> **Instruction**: Look over the lines below. Report each one that includes the string "value".

> **Recorded information**:
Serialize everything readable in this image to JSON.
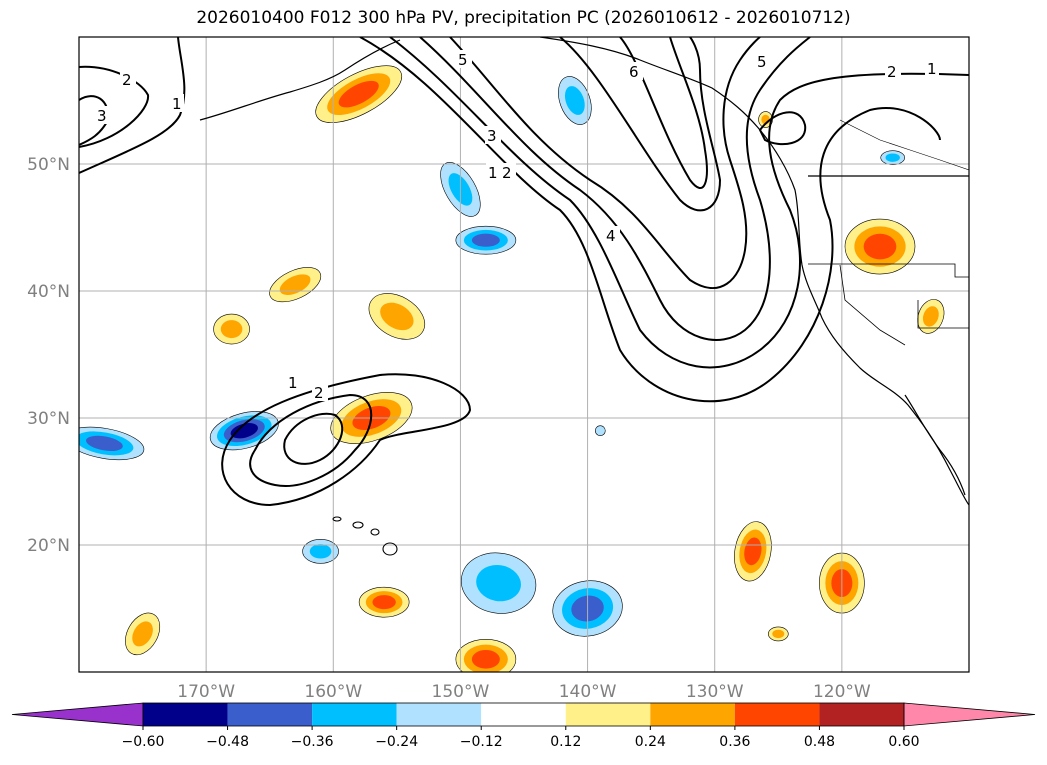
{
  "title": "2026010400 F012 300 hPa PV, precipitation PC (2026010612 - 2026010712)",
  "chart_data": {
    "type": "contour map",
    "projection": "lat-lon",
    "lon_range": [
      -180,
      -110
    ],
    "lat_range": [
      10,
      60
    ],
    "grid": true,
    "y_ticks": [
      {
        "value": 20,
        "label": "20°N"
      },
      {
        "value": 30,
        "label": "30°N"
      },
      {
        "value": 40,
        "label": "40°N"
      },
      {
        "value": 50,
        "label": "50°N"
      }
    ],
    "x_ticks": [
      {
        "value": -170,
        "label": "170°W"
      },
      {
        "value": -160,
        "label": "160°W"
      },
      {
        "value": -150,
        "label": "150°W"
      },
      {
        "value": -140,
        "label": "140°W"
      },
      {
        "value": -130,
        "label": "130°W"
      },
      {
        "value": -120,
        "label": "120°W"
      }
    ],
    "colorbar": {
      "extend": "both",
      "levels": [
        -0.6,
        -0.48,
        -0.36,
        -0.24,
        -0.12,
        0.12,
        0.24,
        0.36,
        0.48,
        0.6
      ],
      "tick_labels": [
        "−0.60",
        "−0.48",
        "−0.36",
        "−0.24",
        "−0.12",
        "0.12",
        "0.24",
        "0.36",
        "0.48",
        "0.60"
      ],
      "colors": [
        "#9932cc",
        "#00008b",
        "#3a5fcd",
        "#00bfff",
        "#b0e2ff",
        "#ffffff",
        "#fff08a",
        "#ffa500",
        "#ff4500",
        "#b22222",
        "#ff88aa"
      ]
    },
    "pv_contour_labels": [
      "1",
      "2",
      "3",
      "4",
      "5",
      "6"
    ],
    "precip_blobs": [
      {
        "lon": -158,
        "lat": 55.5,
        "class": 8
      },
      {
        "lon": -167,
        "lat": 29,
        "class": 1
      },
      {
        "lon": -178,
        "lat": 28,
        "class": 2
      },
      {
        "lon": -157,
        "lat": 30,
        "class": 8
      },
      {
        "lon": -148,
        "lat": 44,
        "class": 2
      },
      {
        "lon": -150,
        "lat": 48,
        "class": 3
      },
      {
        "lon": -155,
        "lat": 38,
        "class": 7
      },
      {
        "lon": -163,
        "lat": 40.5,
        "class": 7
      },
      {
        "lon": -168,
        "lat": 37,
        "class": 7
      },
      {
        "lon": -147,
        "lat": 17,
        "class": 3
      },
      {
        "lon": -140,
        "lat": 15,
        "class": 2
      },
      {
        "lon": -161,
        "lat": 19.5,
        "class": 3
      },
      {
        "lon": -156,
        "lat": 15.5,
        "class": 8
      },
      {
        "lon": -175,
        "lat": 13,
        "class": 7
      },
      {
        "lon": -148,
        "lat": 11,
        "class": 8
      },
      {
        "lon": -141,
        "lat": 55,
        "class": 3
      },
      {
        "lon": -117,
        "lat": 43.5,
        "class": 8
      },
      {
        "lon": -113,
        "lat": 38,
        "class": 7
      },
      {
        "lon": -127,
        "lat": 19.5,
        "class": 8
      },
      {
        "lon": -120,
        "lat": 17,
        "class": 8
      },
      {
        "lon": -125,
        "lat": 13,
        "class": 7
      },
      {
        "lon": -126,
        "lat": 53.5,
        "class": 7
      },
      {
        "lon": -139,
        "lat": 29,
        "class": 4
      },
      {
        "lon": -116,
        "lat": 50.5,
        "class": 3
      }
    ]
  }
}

> **Problem solution**:
        "value": 20,
        "value": 30,
        "value": 40,
        "value": 50,
        "value": -170,
        "value": -160,
        "value": -150,
        "value": -140,
        "value": -130,
        "value": -120,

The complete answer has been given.